Page text entries:
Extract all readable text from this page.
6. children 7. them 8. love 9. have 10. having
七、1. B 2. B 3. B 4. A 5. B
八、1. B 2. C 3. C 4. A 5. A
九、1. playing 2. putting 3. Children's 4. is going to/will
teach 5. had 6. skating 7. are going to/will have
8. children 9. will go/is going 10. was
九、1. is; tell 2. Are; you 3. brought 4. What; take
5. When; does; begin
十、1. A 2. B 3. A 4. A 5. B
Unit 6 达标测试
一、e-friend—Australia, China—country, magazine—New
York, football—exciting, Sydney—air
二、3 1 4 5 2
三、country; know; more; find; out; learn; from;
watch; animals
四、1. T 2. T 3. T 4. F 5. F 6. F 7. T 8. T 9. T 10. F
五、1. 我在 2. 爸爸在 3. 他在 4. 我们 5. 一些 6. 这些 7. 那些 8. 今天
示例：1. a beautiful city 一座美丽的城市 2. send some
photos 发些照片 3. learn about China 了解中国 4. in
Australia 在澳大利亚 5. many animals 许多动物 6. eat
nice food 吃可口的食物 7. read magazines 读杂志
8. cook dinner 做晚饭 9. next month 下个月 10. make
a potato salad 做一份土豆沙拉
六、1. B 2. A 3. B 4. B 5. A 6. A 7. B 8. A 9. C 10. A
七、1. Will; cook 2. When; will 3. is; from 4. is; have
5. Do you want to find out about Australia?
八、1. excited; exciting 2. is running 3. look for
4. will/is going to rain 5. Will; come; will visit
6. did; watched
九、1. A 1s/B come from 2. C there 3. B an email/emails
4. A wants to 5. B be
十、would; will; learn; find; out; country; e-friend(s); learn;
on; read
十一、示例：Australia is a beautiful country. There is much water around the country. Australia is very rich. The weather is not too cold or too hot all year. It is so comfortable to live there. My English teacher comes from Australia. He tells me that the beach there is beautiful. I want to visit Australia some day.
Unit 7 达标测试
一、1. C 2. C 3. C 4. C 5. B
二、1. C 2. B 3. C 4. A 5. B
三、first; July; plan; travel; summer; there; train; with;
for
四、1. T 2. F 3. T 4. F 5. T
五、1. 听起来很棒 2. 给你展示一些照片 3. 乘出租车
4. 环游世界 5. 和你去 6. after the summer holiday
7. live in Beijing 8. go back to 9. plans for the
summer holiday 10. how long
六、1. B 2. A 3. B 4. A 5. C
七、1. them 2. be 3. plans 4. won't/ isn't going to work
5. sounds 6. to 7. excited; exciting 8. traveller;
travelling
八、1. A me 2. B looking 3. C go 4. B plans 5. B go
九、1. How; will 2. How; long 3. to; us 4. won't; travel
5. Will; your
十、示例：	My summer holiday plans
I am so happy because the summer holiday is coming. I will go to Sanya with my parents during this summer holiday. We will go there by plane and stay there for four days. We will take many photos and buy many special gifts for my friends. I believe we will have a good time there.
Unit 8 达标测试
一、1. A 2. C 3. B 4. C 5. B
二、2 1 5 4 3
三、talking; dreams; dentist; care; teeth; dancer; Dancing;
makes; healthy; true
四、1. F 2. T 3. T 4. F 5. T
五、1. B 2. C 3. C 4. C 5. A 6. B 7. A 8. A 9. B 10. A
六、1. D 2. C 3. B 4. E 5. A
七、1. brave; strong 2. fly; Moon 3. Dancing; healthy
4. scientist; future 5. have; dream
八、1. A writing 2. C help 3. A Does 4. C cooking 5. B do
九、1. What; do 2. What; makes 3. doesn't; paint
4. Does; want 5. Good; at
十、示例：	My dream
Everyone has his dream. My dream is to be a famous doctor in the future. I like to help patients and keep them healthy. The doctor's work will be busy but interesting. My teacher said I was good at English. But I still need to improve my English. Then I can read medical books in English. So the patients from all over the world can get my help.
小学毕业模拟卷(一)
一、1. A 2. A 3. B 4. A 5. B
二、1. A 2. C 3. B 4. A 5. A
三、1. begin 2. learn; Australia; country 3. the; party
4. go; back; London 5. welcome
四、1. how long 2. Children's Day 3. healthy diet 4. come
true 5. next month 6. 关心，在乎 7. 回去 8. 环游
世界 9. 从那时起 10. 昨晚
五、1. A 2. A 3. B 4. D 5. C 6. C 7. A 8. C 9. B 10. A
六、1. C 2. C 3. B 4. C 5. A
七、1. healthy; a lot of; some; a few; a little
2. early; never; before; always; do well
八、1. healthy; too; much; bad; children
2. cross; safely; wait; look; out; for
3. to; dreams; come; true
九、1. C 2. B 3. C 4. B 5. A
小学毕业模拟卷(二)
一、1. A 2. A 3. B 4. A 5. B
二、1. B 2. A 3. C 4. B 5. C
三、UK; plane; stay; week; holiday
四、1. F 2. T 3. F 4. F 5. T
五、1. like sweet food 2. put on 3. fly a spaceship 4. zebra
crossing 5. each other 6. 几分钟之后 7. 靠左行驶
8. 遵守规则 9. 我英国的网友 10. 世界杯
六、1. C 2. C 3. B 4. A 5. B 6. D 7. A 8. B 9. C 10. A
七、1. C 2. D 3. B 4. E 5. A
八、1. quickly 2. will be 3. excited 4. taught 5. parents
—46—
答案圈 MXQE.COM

### Assignment
In full and exactly as written, repeat the data.

### Solution to this task
Extract all readable text from this page.
6. children 7. them 8. love 9. have 10. having
七、1. B 2. B 3. B 4. A 5. B
八、1. B 2. C 3. C 4. A 5. A
九、1. playing 2. putting 3. Children's 4. is going to/will
teach 5. had 6. skating 7. are going to/will have
8. children 9. will go/is going 10. was
九、1. is; tell 2. Are; you 3. brought 4. What; take
5. When; does; begin
十、1. A 2. B 3. A 4. A 5. B
Unit 6 达标测试
一、e-friend—Australia, China—country, magazine—New
York, football—exciting, Sydney—air
二、3 1 4 5 2
三、country; know; more; find; out; learn; from;
watch; animals
四、1. T 2. T 3. T 4. F 5. F 6. F 7. T 8. T 9. T 10. F
五、1. 我在 2. 爸爸在 3. 他在 4. 我们 5. 一些 6. 这些 7. 那些 8. 今天
示例：1. a beautiful city 一座美丽的城市 2. send some
photos 发些照片 3. learn about China 了解中国 4. in
Australia 在澳大利亚 5. many animals 许多动物 6. eat
nice food 吃可口的食物 7. read magazines 读杂志
8. cook dinner 做晚饭 9. next month 下个月 10. make
a potato salad 做一份土豆沙拉
六、1. B 2. A 3. B 4. B 5. A 6. A 7. B 8. A 9. C 10. A
七、1. Will; cook 2. When; will 3. is; from 4. is; have
5. Do you want to find out about Australia?
八、1. excited; exciting 2. is running 3. look for
4. will/is going to rain 5. Will; come; will visit
6. did; watched
九、1. A 1s/B come from 2. C there 3. B an email/emails
4. A wants to 5. B be
十、would; will; learn; find; out; country; e-friend(s); learn;
on; read
十一、示例：Australia is a beautiful country. There is much water around the country. Australia is very rich. The weather is not too cold or too hot all year. It is so comfortable to live there. My English teacher comes from Australia. He tells me that the beach there is beautiful. I want to visit Australia some day.
Unit 7 达标测试
一、1. C 2. C 3. C 4. C 5. B
二、1. C 2. B 3. C 4. A 5. B
三、first; July; plan; travel; summer; there; train; with;
for
四、1. T 2. F 3. T 4. F 5. T
五、1. 听起来很棒 2. 给你展示一些照片 3. 乘出租车
4. 环游世界 5. 和你去 6. after the summer holiday
7. live in Beijing 8. go back to 9. plans for the
summer holiday 10. how long
六、1. B 2. A 3. B 4. A 5. C
七、1. them 2. be 3. plans 4. won't/ isn't going to work
5. sounds 6. to 7. excited; exciting 8. traveller;
travelling
八、1. A me 2. B looking 3. C go 4. B plans 5. B go
九、1. How; will 2. How; long 3. to; us 4. won't; travel
5. Will; your
十、示例：	My summer holiday plans
I am so happy because the summer holiday is coming. I will go to Sanya with my parents during this summer holiday. We will go there by plane and stay there for four days. We will take many photos and buy many special gifts for my friends. I believe we will have a good time there.
Unit 8 达标测试
一、1. A 2. C 3. B 4. C 5. B
二、2 1 5 4 3
三、talking; dreams; dentist; care; teeth; dancer; Dancing;
makes; healthy; true
四、1. F 2. T 3. T 4. F 5. T
五、1. B 2. C 3. C 4. C 5. A 6. B 7. A 8. A 9. B 10. A
六、1. D 2. C 3. B 4. E 5. A
七、1. brave; strong 2. fly; Moon 3. Dancing; healthy
4. scientist; future 5. have; dream
八、1. A writing 2. C help 3. A Does 4. C cooking 5. B do
九、1. What; do 2. What; makes 3. doesn't; paint
4. Does; want 5. Good; at
十、示例：	My dream
Everyone has his dream. My dream is to be a famous doctor in the future. I like to help patients and keep them healthy. The doctor's work will be busy but interesting. My teacher said I was good at English. But I still need to improve my English. Then I can read medical books in English. So the patients from all over the world can get my help.
小学毕业模拟卷(一)
一、1. A 2. A 3. B 4. A 5. B
二、1. A 2. C 3. B 4. A 5. A
三、1. begin 2. learn; Australia; country 3. the; party
4. go; back; London 5. welcome
四、1. how long 2. Children's Day 3. healthy diet 4. come
true 5. next month 6. 关心，在乎 7. 回去 8. 环游
世界 9. 从那时起 10. 昨晚
五、1. A 2. A 3. B 4. D 5. C 6. C 7. A 8. C 9. B 10. A
六、1. C 2. C 3. B 4. C 5. A
七、1. healthy; a lot of; some; a few; a little
2. early; never; before; always; do well
八、1. healthy; too; much; bad; children
2. cross; safely; wait; look; out; for
3. to; dreams; come; true
九、1. C 2. B 3. C 4. B 5. A
小学毕业模拟卷(二)
一、1. A 2. A 3. B 4. A 5. B
二、1. B 2. A 3. C 4. B 5. C
三、UK; plane; stay; week; holiday
四、1. F 2. T 3. F 4. F 5. T
五、1. like sweet food 2. put on 3. fly a spaceship 4. zebra
crossing 5. each other 6. 几分钟之后 7. 靠左行驶
8. 遵守规则 9. 我英国的网友 10. 世界杯
六、1. C 2. C 3. B 4. A 5. B 6. D 7. A 8. B 9. C 10. A
七、1. C 2. D 3. B 4. E 5. A
八、1. quickly 2. will be 3. excited 4. taught 5. parents
—46—
答案圈 MXQE.COM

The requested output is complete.